**Exercise objective:** Exactly reproduce all the records, keeping pictures out of the copy.

**Data extract:**
==================================================

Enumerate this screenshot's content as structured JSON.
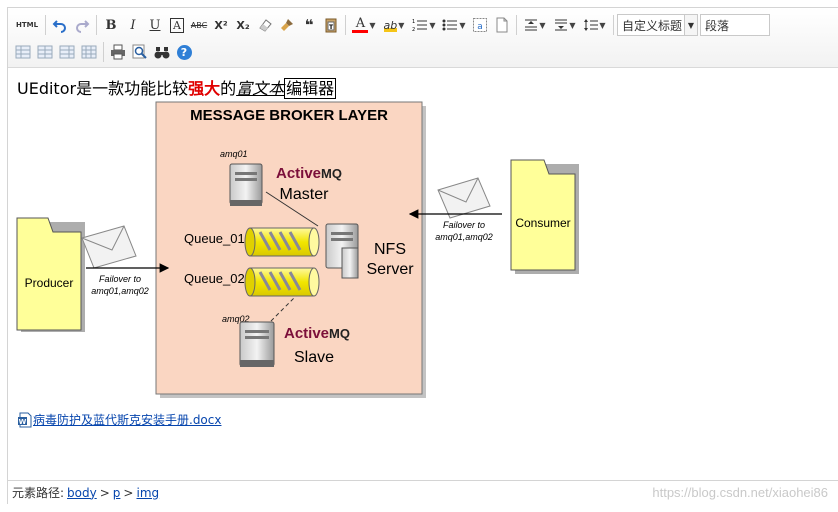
{
  "toolbar": {
    "html_label": "HTML",
    "bold": "B",
    "italic": "I",
    "underline": "U",
    "fontborder": "A",
    "strike": "ABC",
    "superscript": "X²",
    "subscript": "X₂",
    "blockquote": "❝",
    "forecolor": "A",
    "forecolor_hex": "#ff0000",
    "backcolor": "ab",
    "custom_style": "自定义标题",
    "paragraph": "段落",
    "help": "?"
  },
  "content": {
    "text_plain": "UEditor是一款功能比较",
    "text_red": "强大",
    "text_de": "的",
    "text_underline": "富文本",
    "text_box": "编辑器",
    "diagram": {
      "title": "MESSAGE BROKER LAYER",
      "amq01": "amq01",
      "amq02": "amq02",
      "activemq_active": "Active",
      "activemq_mq": "MQ",
      "master": "Master",
      "slave": "Slave",
      "queue1": "Queue_01",
      "queue2": "Queue_02",
      "nfs1": "NFS",
      "nfs2": "Server",
      "producer": "Producer",
      "consumer": "Consumer",
      "failover_left_1": "Failover to",
      "failover_left_2": "amq01,amq02",
      "failover_right_1": "Failover to",
      "failover_right_2": "amq01,amq02"
    },
    "attachment": "病毒防护及蓝代斯克安装手册.docx"
  },
  "statusbar": {
    "label": "元素路径:",
    "path": [
      "body",
      "p",
      "img"
    ],
    "separator": ">"
  },
  "watermark": "https://blog.csdn.net/xiaohei86"
}
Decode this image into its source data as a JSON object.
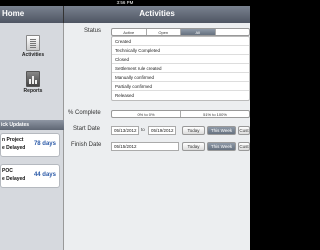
{
  "status_bar": {
    "time": "3:56 PM"
  },
  "left_header": {
    "title": "Home"
  },
  "right_header": {
    "title": "Activities"
  },
  "sidebar": {
    "items": [
      {
        "label": "Activities",
        "icon": "checklist-icon"
      },
      {
        "label": "Reports",
        "icon": "bar-chart-icon"
      }
    ],
    "quick_updates": {
      "title": "ick Updates",
      "cards": [
        {
          "line1": "n Project",
          "line2": "e Delayed",
          "days": "78 days"
        },
        {
          "line1": "POC",
          "line2": "e Delayed",
          "days": "44 days"
        }
      ]
    }
  },
  "form": {
    "status_label": "Status",
    "status_tabs": [
      {
        "label": "Active",
        "selected": false
      },
      {
        "label": "Open",
        "selected": false
      },
      {
        "label": "All",
        "selected": true
      },
      {
        "label": "",
        "selected": false
      }
    ],
    "status_options": [
      "Created",
      "Technically Completed",
      "Closed",
      "Settlement rule created",
      "Manually confirmed",
      "Partially confirmed",
      "Released"
    ],
    "percent_label": "% Complete",
    "percent_tabs": [
      {
        "label": "0% to 0%",
        "selected": false
      },
      {
        "label": "51% to 100%",
        "selected": false
      }
    ],
    "start_date_label": "Start Date",
    "start_from": "05/13/2012",
    "to_label": "to",
    "start_to": "05/19/2012",
    "finish_date_label": "Finish Date",
    "finish_date": "05/15/2012",
    "today_label": "Today",
    "this_week_label": "This Week",
    "custom_label": "Cust"
  }
}
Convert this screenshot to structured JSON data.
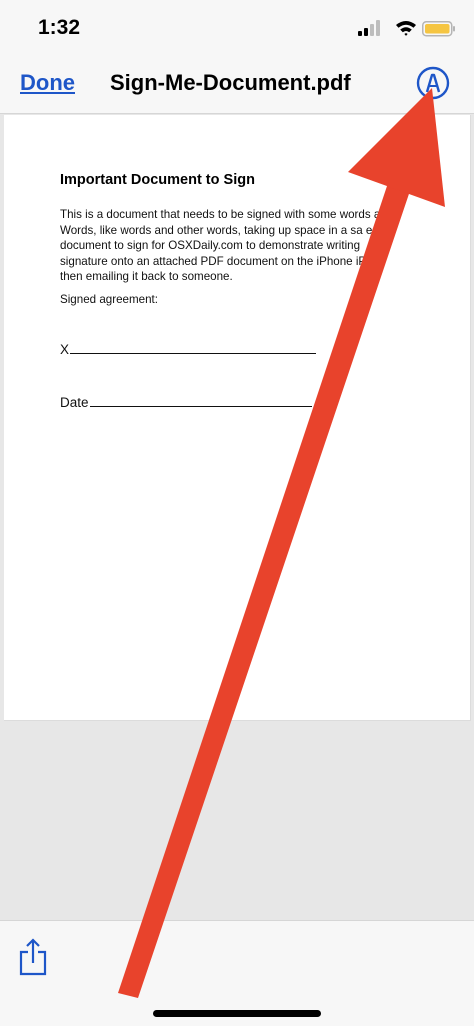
{
  "status_bar": {
    "time": "1:32",
    "icons": [
      "cellular-signal-icon",
      "wifi-icon",
      "battery-icon"
    ],
    "battery_color": "#f5c542"
  },
  "nav_bar": {
    "done_label": "Done",
    "title": "Sign-Me-Document.pdf",
    "markup_icon": "markup-pen-icon",
    "accent_color": "#1e56c8"
  },
  "document": {
    "heading": "Important Document to Sign",
    "body_lines": [
      "This is a document that needs to be signed with some words at.",
      "Words, like words and other words, taking up space in a sa e",
      "document to sign for OSXDaily.com to demonstrate writing",
      "signature onto an attached PDF document on the iPhone iPad",
      "then emailing it back to someone."
    ],
    "signed_label": "Signed agreement:",
    "x_label": "X",
    "date_label": "Date"
  },
  "toolbar": {
    "share_icon": "share-icon"
  },
  "overlay": {
    "arrow_color": "#e8432c"
  }
}
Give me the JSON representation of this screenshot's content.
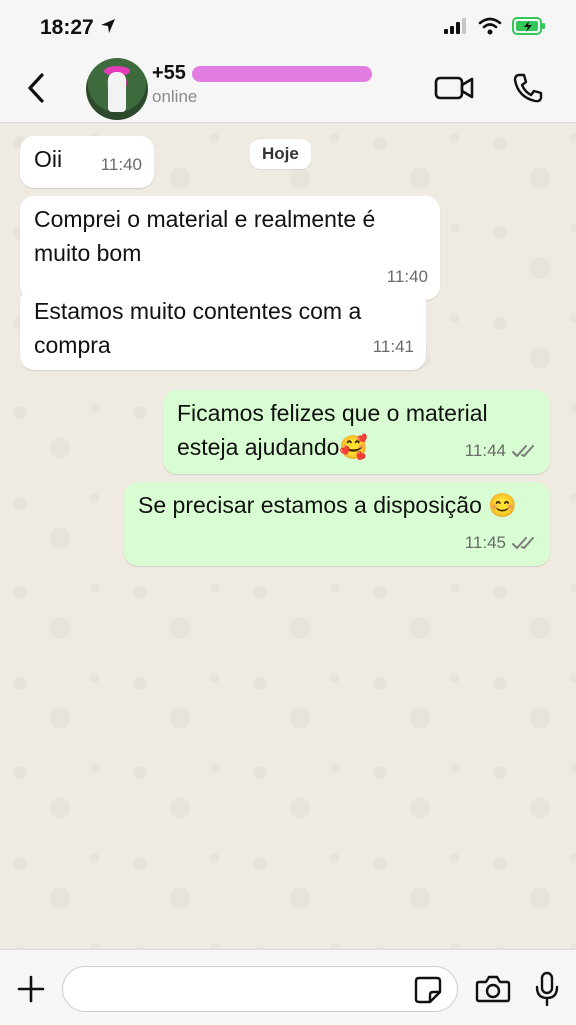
{
  "status_bar": {
    "time": "18:27",
    "battery_color": "#34c759"
  },
  "header": {
    "phone": "+55",
    "status": "online"
  },
  "chat": {
    "date_chip": "Hoje",
    "messages": [
      {
        "direction": "in",
        "text": "Oii",
        "time": "11:40"
      },
      {
        "direction": "in",
        "text": "Comprei o material e realmente é muito bom",
        "time": "11:40"
      },
      {
        "direction": "in",
        "text": "Estamos muito contentes com a compra",
        "time": "11:41"
      },
      {
        "direction": "out",
        "text": "Ficamos felizes que o material esteja ajudando🥰",
        "time": "11:44",
        "status": "read"
      },
      {
        "direction": "out",
        "text": "Se precisar estamos a disposição 😊",
        "time": "11:45",
        "status": "read"
      }
    ]
  },
  "input": {
    "placeholder": "",
    "value": ""
  },
  "colors": {
    "chat_bg": "#efeae2",
    "outgoing_bubble": "#d9fdd3",
    "incoming_bubble": "#ffffff",
    "bar_bg": "#f6f6f6"
  }
}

==================================================

**Answer in full:**
Enumerate this screenshot's content as structured JSON.
{
  "toolbar": {
    "html_label": "HTML",
    "bold": "B",
    "italic": "I",
    "underline": "U",
    "fontborder": "A",
    "strike": "ABC",
    "superscript": "X²",
    "subscript": "X₂",
    "blockquote": "❝",
    "forecolor": "A",
    "forecolor_hex": "#ff0000",
    "backcolor": "ab",
    "custom_style": "自定义标题",
    "paragraph": "段落",
    "help": "?"
  },
  "content": {
    "text_plain": "UEditor是一款功能比较",
    "text_red": "强大",
    "text_de": "的",
    "text_underline": "富文本",
    "text_box": "编辑器",
    "diagram": {
      "title": "MESSAGE BROKER LAYER",
      "amq01": "amq01",
      "amq02": "amq02",
      "activemq_active": "Active",
      "activemq_mq": "MQ",
      "master": "Master",
      "slave": "Slave",
      "queue1": "Queue_01",
      "queue2": "Queue_02",
      "nfs1": "NFS",
      "nfs2": "Server",
      "producer": "Producer",
      "consumer": "Consumer",
      "failover_left_1": "Failover to",
      "failover_left_2": "amq01,amq02",
      "failover_right_1": "Failover to",
      "failover_right_2": "amq01,amq02"
    },
    "attachment": "病毒防护及蓝代斯克安装手册.docx"
  },
  "statusbar": {
    "label": "元素路径:",
    "path": [
      "body",
      "p",
      "img"
    ],
    "separator": ">"
  },
  "watermark": "https://blog.csdn.net/xiaohei86"
}
Decode this image into its source data as a JSON object.
{
  "status_bar": {
    "time": "3:56 PM"
  },
  "left_header": {
    "title": "Home"
  },
  "right_header": {
    "title": "Activities"
  },
  "sidebar": {
    "items": [
      {
        "label": "Activities",
        "icon": "checklist-icon"
      },
      {
        "label": "Reports",
        "icon": "bar-chart-icon"
      }
    ],
    "quick_updates": {
      "title": "ick Updates",
      "cards": [
        {
          "line1": "n Project",
          "line2": "e Delayed",
          "days": "78 days"
        },
        {
          "line1": "POC",
          "line2": "e Delayed",
          "days": "44 days"
        }
      ]
    }
  },
  "form": {
    "status_label": "Status",
    "status_tabs": [
      {
        "label": "Active",
        "selected": false
      },
      {
        "label": "Open",
        "selected": false
      },
      {
        "label": "All",
        "selected": true
      },
      {
        "label": "",
        "selected": false
      }
    ],
    "status_options": [
      "Created",
      "Technically Completed",
      "Closed",
      "Settlement rule created",
      "Manually confirmed",
      "Partially confirmed",
      "Released"
    ],
    "percent_label": "% Complete",
    "percent_tabs": [
      {
        "label": "0% to 0%",
        "selected": false
      },
      {
        "label": "51% to 100%",
        "selected": false
      }
    ],
    "start_date_label": "Start Date",
    "start_from": "05/13/2012",
    "to_label": "to",
    "start_to": "05/19/2012",
    "finish_date_label": "Finish Date",
    "finish_date": "05/15/2012",
    "today_label": "Today",
    "this_week_label": "This Week",
    "custom_label": "Cust"
  }
}
Convert this screenshot to structured JSON data.
{
  "status_bar": {
    "time": "1:32",
    "icons": [
      "cellular-signal-icon",
      "wifi-icon",
      "battery-icon"
    ],
    "battery_color": "#f5c542"
  },
  "nav_bar": {
    "done_label": "Done",
    "title": "Sign-Me-Document.pdf",
    "markup_icon": "markup-pen-icon",
    "accent_color": "#1e56c8"
  },
  "document": {
    "heading": "Important Document to Sign",
    "body_lines": [
      "This is a document that needs to be signed with some words at.",
      "Words, like words and other words, taking up space in a sa e",
      "document to sign for OSXDaily.com to demonstrate writing",
      "signature onto an attached PDF document on the iPhone iPad",
      "then emailing it back to someone."
    ],
    "signed_label": "Signed agreement:",
    "x_label": "X",
    "date_label": "Date"
  },
  "toolbar": {
    "share_icon": "share-icon"
  },
  "overlay": {
    "arrow_color": "#e8432c"
  }
}
Give me the JSON representation of this screenshot's content.
{
  "status_bar": {
    "time": "18:27",
    "battery_color": "#34c759"
  },
  "header": {
    "phone": "+55",
    "status": "online"
  },
  "chat": {
    "date_chip": "Hoje",
    "messages": [
      {
        "direction": "in",
        "text": "Oii",
        "time": "11:40"
      },
      {
        "direction": "in",
        "text": "Comprei o material e realmente é muito bom",
        "time": "11:40"
      },
      {
        "direction": "in",
        "text": "Estamos muito contentes com a compra",
        "time": "11:41"
      },
      {
        "direction": "out",
        "text": "Ficamos felizes que o material esteja ajudando🥰",
        "time": "11:44",
        "status": "read"
      },
      {
        "direction": "out",
        "text": "Se precisar estamos a disposição 😊",
        "time": "11:45",
        "status": "read"
      }
    ]
  },
  "input": {
    "placeholder": "",
    "value": ""
  },
  "colors": {
    "chat_bg": "#efeae2",
    "outgoing_bubble": "#d9fdd3",
    "incoming_bubble": "#ffffff",
    "bar_bg": "#f6f6f6"
  }
}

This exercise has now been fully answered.